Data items
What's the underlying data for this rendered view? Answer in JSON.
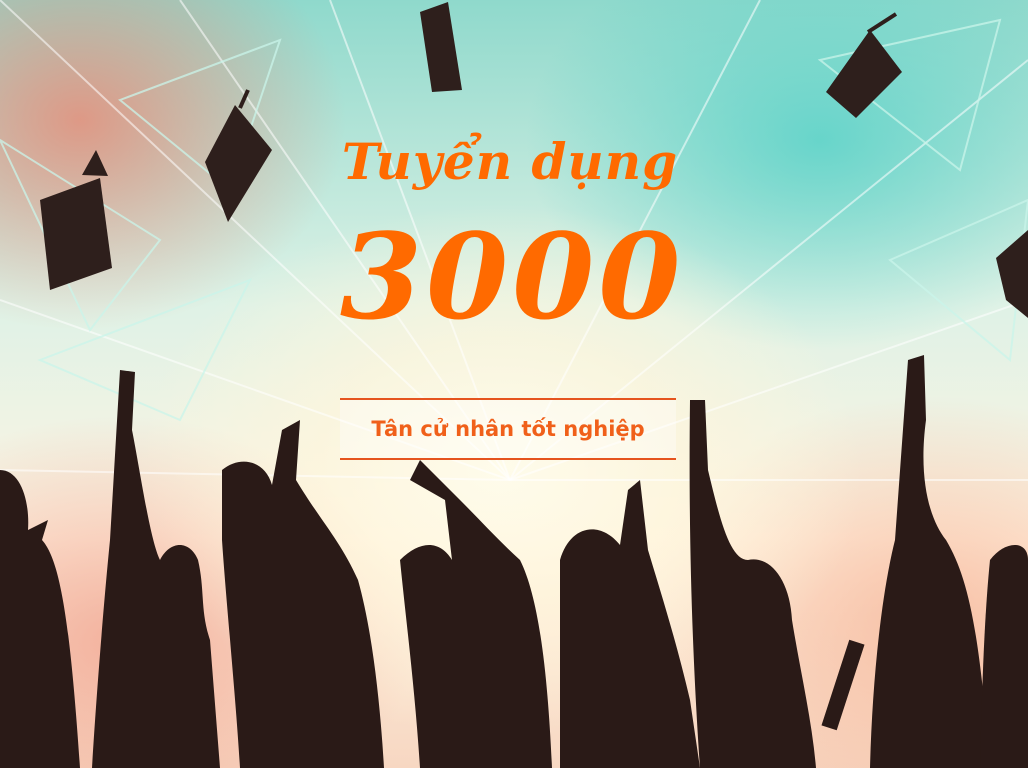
{
  "banner": {
    "title": "Tuyển dụng",
    "number": "3000",
    "subtitle": "Tân cử nhân tốt nghiệp"
  },
  "colors": {
    "accent": "#ff6a00",
    "rule": "#e5541e",
    "silhouette": "#2a1a17",
    "teal": "#8fd9cc",
    "coral": "#f0a08c"
  },
  "icons": [
    "graduation-cap-icon"
  ]
}
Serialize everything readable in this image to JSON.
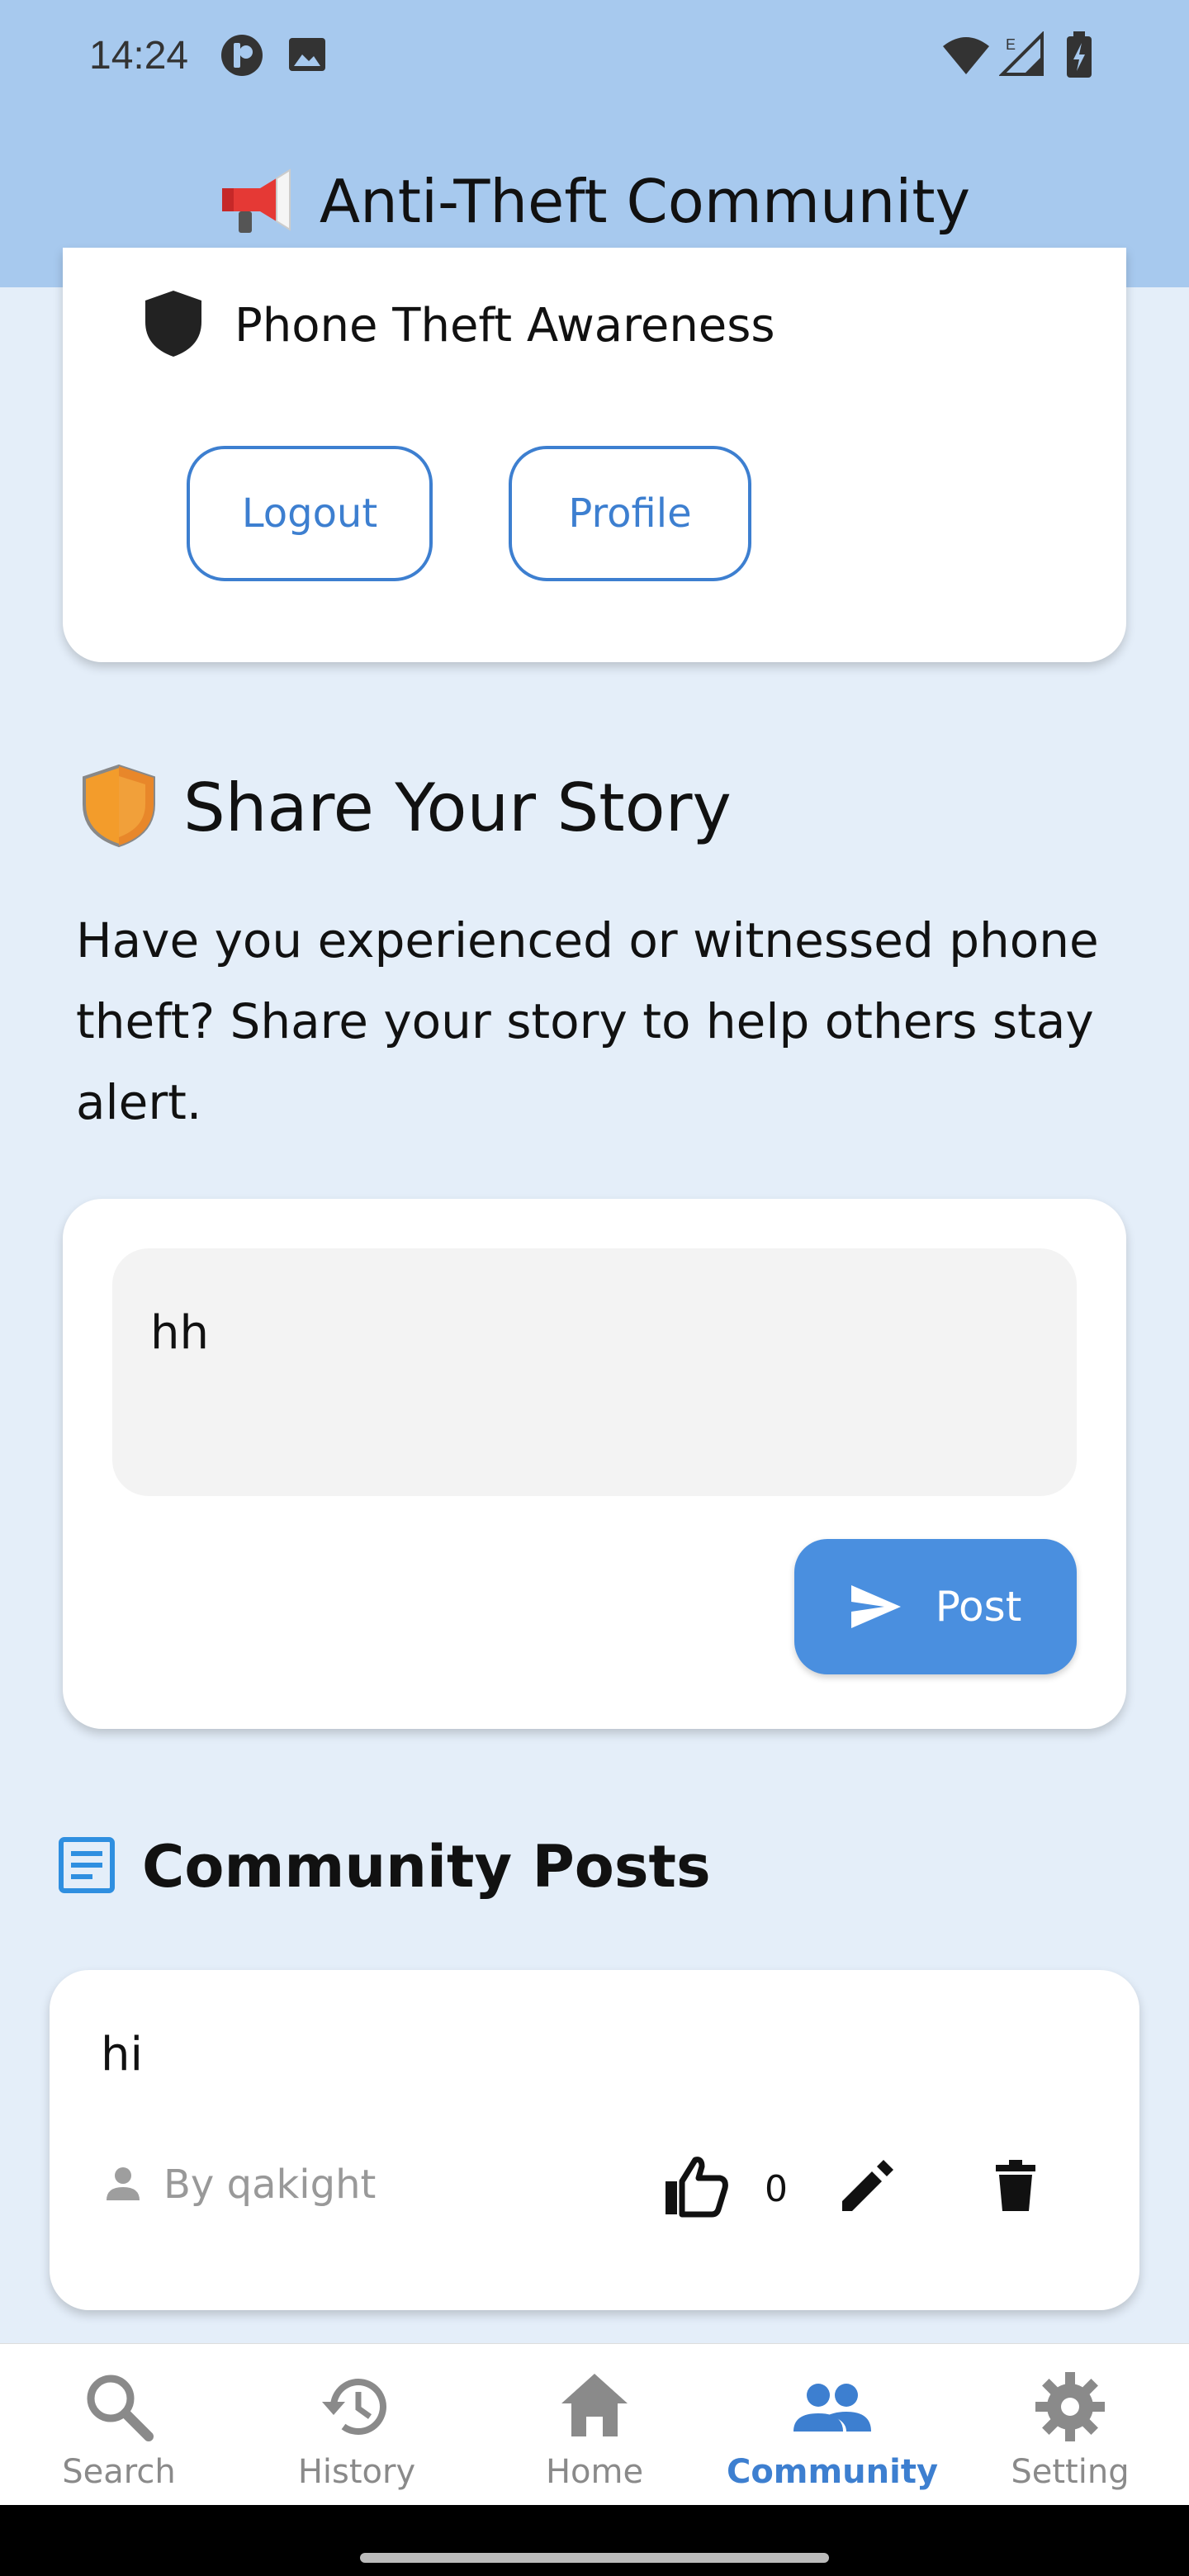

**REQUIRED WORK**
Write out the data precisely as given, excluding the pictures.

**EXPECTED OUTPUT**
What's the underlying data for this rendered view? Answer in JSON.
{
  "banner": {
    "title": "Tuyển dụng",
    "number": "3000",
    "subtitle": "Tân cử nhân tốt nghiệp"
  },
  "colors": {
    "accent": "#ff6a00",
    "rule": "#e5541e",
    "silhouette": "#2a1a17",
    "teal": "#8fd9cc",
    "coral": "#f0a08c"
  },
  "icons": [
    "graduation-cap-icon"
  ]
}
Serialize everything readable in this image to JSON.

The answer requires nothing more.